▸ **EXERCISE MATERIAL**
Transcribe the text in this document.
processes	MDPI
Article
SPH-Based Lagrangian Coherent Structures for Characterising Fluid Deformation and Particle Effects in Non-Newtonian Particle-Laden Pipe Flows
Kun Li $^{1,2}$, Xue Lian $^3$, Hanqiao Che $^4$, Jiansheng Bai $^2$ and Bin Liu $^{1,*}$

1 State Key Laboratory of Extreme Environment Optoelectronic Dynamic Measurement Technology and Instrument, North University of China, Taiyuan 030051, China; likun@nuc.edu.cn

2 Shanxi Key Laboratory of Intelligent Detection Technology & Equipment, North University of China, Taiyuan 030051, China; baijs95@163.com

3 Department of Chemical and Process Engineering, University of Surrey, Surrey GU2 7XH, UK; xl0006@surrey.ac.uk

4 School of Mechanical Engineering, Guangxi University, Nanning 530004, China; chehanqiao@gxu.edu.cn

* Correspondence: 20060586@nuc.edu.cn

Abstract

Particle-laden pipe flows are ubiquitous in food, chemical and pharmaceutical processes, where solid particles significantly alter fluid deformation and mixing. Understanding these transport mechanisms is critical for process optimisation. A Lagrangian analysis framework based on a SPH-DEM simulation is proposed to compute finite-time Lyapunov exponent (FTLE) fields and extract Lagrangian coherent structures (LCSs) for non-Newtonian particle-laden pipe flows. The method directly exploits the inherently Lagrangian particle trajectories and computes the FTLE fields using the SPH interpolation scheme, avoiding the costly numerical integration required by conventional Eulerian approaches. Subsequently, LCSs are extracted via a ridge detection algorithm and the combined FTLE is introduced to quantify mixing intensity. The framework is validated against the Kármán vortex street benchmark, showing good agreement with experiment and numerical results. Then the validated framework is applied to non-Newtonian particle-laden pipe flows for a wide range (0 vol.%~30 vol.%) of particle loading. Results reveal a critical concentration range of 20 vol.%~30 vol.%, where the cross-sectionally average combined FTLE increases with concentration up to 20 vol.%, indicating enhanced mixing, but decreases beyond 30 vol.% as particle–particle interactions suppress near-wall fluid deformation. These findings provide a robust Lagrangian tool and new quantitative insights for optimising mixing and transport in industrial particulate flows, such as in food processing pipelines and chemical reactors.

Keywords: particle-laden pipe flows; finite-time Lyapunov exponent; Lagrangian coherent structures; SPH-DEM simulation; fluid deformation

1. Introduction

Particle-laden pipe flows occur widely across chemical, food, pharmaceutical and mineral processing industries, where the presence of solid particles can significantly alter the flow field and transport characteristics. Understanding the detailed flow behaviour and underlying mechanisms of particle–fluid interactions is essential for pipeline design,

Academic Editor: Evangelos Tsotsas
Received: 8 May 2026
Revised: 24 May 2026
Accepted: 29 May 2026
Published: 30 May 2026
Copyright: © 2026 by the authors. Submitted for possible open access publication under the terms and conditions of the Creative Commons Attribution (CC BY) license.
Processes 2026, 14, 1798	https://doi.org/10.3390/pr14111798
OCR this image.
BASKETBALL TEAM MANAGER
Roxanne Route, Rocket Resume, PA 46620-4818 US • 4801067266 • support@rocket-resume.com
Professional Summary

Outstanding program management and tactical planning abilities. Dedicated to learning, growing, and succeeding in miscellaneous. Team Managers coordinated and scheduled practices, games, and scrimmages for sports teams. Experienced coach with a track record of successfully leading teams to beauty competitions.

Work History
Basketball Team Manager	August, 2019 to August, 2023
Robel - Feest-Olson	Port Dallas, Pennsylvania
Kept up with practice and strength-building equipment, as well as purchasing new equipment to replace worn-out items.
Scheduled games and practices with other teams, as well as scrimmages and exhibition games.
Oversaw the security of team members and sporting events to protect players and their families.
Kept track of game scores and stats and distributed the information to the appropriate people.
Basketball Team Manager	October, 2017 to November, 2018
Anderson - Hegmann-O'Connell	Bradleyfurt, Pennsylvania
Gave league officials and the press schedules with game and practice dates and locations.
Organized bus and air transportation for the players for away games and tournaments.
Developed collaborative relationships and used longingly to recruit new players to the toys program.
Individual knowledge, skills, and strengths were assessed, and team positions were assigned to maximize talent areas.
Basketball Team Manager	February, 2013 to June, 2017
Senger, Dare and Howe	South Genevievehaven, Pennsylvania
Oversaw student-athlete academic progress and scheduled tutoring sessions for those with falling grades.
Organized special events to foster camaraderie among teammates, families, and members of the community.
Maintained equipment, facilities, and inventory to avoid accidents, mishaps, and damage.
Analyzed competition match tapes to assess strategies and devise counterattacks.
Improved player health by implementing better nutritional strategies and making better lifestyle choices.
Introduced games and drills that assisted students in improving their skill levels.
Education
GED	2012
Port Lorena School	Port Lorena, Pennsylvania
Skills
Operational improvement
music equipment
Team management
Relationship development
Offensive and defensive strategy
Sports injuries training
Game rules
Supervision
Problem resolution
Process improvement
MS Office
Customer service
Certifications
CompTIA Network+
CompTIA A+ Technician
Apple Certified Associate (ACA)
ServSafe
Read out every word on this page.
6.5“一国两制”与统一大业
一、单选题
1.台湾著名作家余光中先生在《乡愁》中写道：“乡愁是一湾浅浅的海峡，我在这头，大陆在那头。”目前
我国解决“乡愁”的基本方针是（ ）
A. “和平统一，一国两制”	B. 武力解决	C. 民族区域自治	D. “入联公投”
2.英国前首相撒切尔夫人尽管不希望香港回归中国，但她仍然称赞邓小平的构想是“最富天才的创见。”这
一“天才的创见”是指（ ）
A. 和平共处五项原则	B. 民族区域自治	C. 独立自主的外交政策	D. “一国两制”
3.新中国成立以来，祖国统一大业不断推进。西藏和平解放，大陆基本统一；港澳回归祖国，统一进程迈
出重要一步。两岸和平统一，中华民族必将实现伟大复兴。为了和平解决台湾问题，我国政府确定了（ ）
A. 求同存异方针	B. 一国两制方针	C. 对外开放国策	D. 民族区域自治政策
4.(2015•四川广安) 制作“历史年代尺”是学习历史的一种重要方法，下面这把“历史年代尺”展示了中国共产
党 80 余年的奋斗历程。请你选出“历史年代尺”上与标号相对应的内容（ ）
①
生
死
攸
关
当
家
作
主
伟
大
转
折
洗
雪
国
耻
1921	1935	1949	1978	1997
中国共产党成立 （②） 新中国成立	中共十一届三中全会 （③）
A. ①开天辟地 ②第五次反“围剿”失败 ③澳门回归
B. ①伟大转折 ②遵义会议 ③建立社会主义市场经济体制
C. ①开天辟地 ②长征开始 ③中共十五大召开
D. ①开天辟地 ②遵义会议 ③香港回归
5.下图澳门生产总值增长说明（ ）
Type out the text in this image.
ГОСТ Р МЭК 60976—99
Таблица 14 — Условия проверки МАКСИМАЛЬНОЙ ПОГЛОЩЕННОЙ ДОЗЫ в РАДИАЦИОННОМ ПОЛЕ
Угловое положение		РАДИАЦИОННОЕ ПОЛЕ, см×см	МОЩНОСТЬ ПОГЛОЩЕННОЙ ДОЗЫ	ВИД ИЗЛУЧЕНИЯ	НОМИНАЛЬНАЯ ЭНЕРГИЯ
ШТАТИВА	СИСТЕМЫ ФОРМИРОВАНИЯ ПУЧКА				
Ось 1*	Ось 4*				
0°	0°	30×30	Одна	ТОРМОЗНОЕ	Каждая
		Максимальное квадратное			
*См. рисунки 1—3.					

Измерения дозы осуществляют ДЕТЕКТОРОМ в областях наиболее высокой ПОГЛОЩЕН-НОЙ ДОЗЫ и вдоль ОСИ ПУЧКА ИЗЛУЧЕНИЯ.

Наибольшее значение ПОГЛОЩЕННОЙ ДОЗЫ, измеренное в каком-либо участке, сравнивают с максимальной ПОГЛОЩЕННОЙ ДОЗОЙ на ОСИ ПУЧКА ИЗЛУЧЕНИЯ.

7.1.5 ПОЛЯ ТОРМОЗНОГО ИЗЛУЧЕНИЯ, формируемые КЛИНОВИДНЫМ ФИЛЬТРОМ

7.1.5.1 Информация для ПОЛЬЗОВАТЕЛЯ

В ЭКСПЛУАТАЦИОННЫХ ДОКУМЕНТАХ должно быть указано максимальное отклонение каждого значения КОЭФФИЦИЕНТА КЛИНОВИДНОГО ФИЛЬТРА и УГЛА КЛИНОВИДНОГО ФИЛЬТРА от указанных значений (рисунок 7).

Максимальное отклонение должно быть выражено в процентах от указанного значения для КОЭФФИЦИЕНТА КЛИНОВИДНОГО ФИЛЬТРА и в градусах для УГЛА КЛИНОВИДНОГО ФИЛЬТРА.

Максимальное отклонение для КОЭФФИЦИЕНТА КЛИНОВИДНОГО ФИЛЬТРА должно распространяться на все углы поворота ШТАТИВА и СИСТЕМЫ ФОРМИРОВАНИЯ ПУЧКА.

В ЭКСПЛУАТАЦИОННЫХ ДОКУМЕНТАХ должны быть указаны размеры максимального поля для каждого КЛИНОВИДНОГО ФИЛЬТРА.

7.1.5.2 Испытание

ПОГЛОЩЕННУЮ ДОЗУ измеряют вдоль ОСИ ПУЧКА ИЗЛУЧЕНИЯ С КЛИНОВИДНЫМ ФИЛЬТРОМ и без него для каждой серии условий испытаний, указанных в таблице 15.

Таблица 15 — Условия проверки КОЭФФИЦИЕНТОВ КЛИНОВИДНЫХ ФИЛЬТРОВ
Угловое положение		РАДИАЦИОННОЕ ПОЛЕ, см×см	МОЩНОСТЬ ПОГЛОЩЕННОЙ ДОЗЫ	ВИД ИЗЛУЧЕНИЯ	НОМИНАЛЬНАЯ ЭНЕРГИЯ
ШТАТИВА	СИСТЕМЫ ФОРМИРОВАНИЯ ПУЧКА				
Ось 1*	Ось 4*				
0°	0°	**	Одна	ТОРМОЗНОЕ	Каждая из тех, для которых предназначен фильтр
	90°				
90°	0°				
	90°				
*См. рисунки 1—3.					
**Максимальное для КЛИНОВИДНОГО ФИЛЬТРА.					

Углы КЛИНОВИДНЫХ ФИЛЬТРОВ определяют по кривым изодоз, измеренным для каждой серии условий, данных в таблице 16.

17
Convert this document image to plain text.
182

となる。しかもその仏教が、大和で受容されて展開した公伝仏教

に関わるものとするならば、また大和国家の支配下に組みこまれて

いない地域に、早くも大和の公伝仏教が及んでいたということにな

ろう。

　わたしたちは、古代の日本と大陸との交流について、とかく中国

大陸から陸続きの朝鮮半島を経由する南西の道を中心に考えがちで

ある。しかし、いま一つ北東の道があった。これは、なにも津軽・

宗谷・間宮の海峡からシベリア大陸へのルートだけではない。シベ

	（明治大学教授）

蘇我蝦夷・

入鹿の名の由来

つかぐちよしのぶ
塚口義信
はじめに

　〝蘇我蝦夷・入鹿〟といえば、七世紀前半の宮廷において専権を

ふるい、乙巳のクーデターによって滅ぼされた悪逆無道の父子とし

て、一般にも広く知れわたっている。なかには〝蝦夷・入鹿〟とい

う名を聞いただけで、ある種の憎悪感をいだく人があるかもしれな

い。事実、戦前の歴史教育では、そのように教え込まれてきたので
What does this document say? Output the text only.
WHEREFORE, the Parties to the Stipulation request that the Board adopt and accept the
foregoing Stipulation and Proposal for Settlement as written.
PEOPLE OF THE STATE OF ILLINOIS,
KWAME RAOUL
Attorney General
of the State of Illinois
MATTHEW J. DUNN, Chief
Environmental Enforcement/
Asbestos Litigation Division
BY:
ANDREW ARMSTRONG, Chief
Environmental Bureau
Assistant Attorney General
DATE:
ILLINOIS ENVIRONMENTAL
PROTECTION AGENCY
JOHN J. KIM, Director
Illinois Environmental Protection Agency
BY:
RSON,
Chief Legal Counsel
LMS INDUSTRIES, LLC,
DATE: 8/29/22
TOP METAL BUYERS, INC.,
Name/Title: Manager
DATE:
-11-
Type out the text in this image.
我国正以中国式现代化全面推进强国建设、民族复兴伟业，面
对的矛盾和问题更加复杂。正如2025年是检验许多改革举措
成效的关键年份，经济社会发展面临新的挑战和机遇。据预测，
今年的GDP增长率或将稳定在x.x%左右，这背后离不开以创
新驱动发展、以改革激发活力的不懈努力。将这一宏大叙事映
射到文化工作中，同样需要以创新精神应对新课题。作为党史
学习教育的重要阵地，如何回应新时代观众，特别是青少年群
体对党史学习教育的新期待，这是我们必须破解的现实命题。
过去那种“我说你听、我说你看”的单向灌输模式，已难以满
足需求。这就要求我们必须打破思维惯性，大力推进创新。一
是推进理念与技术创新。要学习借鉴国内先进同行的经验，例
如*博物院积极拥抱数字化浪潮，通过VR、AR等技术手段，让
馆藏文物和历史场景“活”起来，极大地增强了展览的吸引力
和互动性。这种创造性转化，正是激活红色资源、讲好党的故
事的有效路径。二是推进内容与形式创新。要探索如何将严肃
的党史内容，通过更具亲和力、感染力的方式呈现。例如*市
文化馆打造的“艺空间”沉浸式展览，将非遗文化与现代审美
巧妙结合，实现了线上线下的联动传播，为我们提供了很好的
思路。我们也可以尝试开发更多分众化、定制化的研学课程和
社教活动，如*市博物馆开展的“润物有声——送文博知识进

▸ **WHAT YOU WILL DO**
Copy out each line of the material that holds the word "ФИЛЬТРОМ".

▸ **TASK SOLUTION**
7.1.5 ПОЛЯ ТОРМОЗНОГО ИЗЛУЧЕНИЯ, формируемые КЛИНОВИДНЫМ ФИЛЬТРОМ
ПОГЛОЩЕННУЮ ДОЗУ измеряют вдоль ОСИ ПУЧКА ИЗЛУЧЕНИЯ С КЛИНОВИДНЫМ ФИЛЬТРОМ и без него для каждой серии условий испытаний, указанных в таблице 15.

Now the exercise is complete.